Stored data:
________
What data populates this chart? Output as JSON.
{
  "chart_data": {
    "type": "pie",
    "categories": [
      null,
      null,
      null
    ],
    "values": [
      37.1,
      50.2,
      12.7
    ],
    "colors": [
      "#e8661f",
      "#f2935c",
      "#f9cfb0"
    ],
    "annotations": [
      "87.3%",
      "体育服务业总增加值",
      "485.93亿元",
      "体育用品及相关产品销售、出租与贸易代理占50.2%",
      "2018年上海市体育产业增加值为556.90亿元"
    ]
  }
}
________
Stated goal>
From the records above, extract everything verbatim.

Exercise response>
What data populates this chart? Output as JSON.
{
  "chart_data": {
    "type": "pie",
    "categories": [
      null,
      null,
      null
    ],
    "values": [
      37.1,
      50.2,
      12.7
    ],
    "colors": [
      "#e8661f",
      "#f2935c",
      "#f9cfb0"
    ],
    "annotations": [
      "87.3%",
      "体育服务业总增加值",
      "485.93亿元",
      "体育用品及相关产品销售、出租与贸易代理占50.2%",
      "2018年上海市体育产业增加值为556.90亿元"
    ]
  }
}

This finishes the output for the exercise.